__EXERCISE__:
Reproduce the following lines of the listing verbatim, beginning at the line that contains "pronunciation-text: DO YOU" and ending after the line that contains "connections-count[interactable]: 500+ —".

Layout region listing:

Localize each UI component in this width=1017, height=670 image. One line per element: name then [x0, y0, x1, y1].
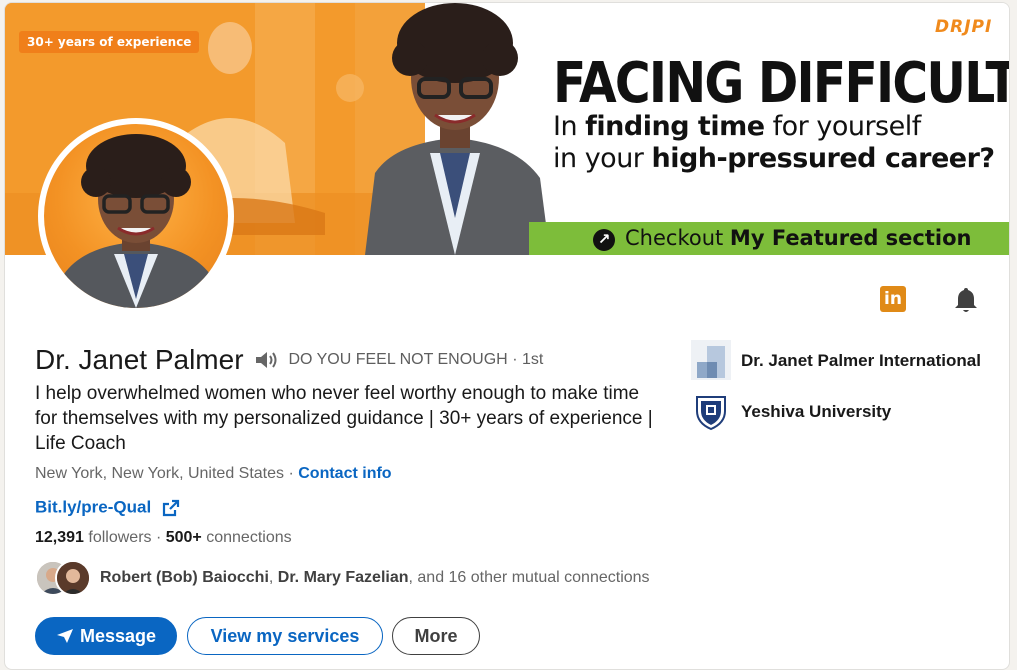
pronunciation-text: DO YOU FEEL NOT ENOUGH — [288, 351, 508, 368]
message-button-label: Message — [79, 626, 157, 646]
stats-separator: · — [151, 529, 166, 546]
location-separator: · — [284, 465, 299, 482]
banner-subline-1: In finding time for yourself — [553, 111, 921, 142]
banner-brand-logo: DRJPI — [927, 13, 997, 43]
website-row: Bit.ly/pre-Qual — [35, 497, 180, 518]
mutual-avatars — [35, 560, 95, 596]
location-row: New York, New York, United States · Cont… — [35, 465, 392, 483]
view-services-button[interactable]: View my services — [187, 617, 383, 655]
banner-portrait-image — [365, 3, 550, 255]
website-link[interactable]: Bit.ly/pre-Qual — [35, 498, 151, 517]
avatar-portrait-image — [54, 134, 220, 308]
experience-badge: 30+ years of experience — [19, 31, 200, 53]
mutual-avatar — [55, 560, 91, 596]
profile-card: 30+ years of experience DRJPI FACING DIF… — [4, 2, 1010, 670]
followers-label: followers — [83, 529, 152, 546]
followers-count[interactable]: 12,391 — [35, 529, 84, 546]
bell-icon[interactable] — [953, 286, 979, 314]
profile-name: Dr. Janet Palmer — [35, 344, 244, 375]
university-shield-icon — [696, 396, 726, 431]
banner-headline: FACING DIFFICULTY — [553, 51, 1010, 116]
company-logo-icon — [691, 340, 731, 380]
external-link-icon[interactable] — [162, 499, 180, 517]
message-button[interactable]: Message — [35, 617, 177, 655]
connections-count[interactable]: 500+ — [166, 529, 202, 546]
speaker-icon[interactable] — [254, 349, 280, 371]
contact-info-link[interactable]: Contact info — [298, 465, 391, 482]
connection-degree: · 1st — [512, 351, 544, 368]
banner-cta-text: Checkout My Featured section — [625, 226, 972, 250]
banner-subline-2: in your high-pressured career? — [553, 143, 995, 174]
linkedin-icon[interactable]: in — [880, 286, 906, 312]
network-stats: 12,391 followers · 500+ connections — [35, 529, 292, 547]
school-name: Yeshiva University — [741, 402, 892, 421]
profile-avatar[interactable] — [38, 118, 234, 314]
avatar-photo — [44, 124, 228, 308]
profile-location: New York, New York, United States — [35, 465, 285, 482]
send-icon — [56, 628, 73, 643]
arrow-up-right-icon: ↗ — [593, 229, 615, 251]
banner-logo-text: DRJPI — [935, 17, 993, 37]
more-button[interactable]: More — [392, 617, 480, 655]
mutual-connections-text: Robert (Bob) Baiocchi, Dr. Mary Fazelian… — [100, 569, 650, 586]
company-name: Dr. Janet Palmer International — [741, 351, 981, 370]
name-row: Dr. Janet Palmer DO YOU FEEL NOT ENOUGH … — [35, 344, 543, 378]
banner-cta-bar: ↗ Checkout My Featured section — [529, 222, 1009, 255]
profile-headline: I help overwhelmed women who never feel … — [35, 383, 653, 454]
connections-label: connections — [201, 529, 292, 546]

__TASK RESULT__:
pronunciation-text: DO YOU FEEL NOT ENOUGH — [288, 351, 508, 368]
message-button-label: Message — [79, 626, 157, 646]
stats-separator: · — [151, 529, 166, 546]
location-separator: · — [284, 465, 299, 482]
banner-subline-1: In finding time for yourself — [553, 111, 921, 142]
banner-brand-logo: DRJPI — [927, 13, 997, 43]
website-row: Bit.ly/pre-Qual — [35, 497, 180, 518]
mutual-avatars — [35, 560, 95, 596]
location-row: New York, New York, United States · Cont… — [35, 465, 392, 483]
view-services-button[interactable]: View my services — [187, 617, 383, 655]
banner-portrait-image — [365, 3, 550, 255]
website-link[interactable]: Bit.ly/pre-Qual — [35, 498, 151, 517]
avatar-portrait-image — [54, 134, 220, 308]
experience-badge: 30+ years of experience — [19, 31, 200, 53]
mutual-avatar — [55, 560, 91, 596]
profile-card: 30+ years of experience DRJPI FACING DIF… — [4, 2, 1010, 670]
followers-label: followers — [83, 529, 152, 546]
followers-count[interactable]: 12,391 — [35, 529, 84, 546]
bell-icon[interactable] — [953, 286, 979, 314]
profile-name: Dr. Janet Palmer — [35, 344, 244, 375]
university-shield-icon — [696, 396, 726, 431]
banner-headline: FACING DIFFICULTY — [553, 51, 1010, 116]
company-logo-icon — [691, 340, 731, 380]
external-link-icon[interactable] — [162, 499, 180, 517]
message-button[interactable]: Message — [35, 617, 177, 655]
connections-count[interactable]: 500+ — [166, 529, 202, 546]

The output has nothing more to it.